## [Aim of the task]
Your task is to output the data exactly as it stands.

[Stored data]
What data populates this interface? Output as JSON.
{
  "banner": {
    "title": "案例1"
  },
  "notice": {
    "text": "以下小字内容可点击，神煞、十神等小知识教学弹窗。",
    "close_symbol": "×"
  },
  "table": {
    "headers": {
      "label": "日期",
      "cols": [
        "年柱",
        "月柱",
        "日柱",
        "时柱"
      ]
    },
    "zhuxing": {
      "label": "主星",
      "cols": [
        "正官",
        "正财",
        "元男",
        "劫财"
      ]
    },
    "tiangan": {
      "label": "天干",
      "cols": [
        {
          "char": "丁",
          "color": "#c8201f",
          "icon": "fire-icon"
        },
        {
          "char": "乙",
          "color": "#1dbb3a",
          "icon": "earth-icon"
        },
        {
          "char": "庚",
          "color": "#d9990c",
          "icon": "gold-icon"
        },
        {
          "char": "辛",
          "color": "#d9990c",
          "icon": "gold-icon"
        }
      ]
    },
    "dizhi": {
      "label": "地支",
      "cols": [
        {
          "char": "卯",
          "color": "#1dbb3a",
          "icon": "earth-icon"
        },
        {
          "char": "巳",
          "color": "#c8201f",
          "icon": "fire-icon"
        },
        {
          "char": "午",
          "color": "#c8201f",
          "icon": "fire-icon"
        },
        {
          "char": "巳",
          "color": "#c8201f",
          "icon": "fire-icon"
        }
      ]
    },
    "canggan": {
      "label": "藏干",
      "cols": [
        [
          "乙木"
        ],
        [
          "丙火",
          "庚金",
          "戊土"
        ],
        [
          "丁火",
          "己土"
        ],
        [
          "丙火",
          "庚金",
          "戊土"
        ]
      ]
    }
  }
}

## [Result for this exercise]
What data populates this interface? Output as JSON.
{
  "banner": {
    "title": "案例1"
  },
  "notice": {
    "text": "以下小字内容可点击，神煞、十神等小知识教学弹窗。",
    "close_symbol": "×"
  },
  "table": {
    "headers": {
      "label": "日期",
      "cols": [
        "年柱",
        "月柱",
        "日柱",
        "时柱"
      ]
    },
    "zhuxing": {
      "label": "主星",
      "cols": [
        "正官",
        "正财",
        "元男",
        "劫财"
      ]
    },
    "tiangan": {
      "label": "天干",
      "cols": [
        {
          "char": "丁",
          "color": "#c8201f",
          "icon": "fire-icon"
        },
        {
          "char": "乙",
          "color": "#1dbb3a",
          "icon": "earth-icon"
        },
        {
          "char": "庚",
          "color": "#d9990c",
          "icon": "gold-icon"
        },
        {
          "char": "辛",
          "color": "#d9990c",
          "icon": "gold-icon"
        }
      ]
    },
    "dizhi": {
      "label": "地支",
      "cols": [
        {
          "char": "卯",
          "color": "#1dbb3a",
          "icon": "earth-icon"
        },
        {
          "char": "巳",
          "color": "#c8201f",
          "icon": "fire-icon"
        },
        {
          "char": "午",
          "color": "#c8201f",
          "icon": "fire-icon"
        },
        {
          "char": "巳",
          "color": "#c8201f",
          "icon": "fire-icon"
        }
      ]
    },
    "canggan": {
      "label": "藏干",
      "cols": [
        [
          "乙木"
        ],
        [
          "丙火",
          "庚金",
          "戊土"
        ],
        [
          "丁火",
          "己土"
        ],
        [
          "丙火",
          "庚金",
          "戊土"
        ]
      ]
    }
  }
}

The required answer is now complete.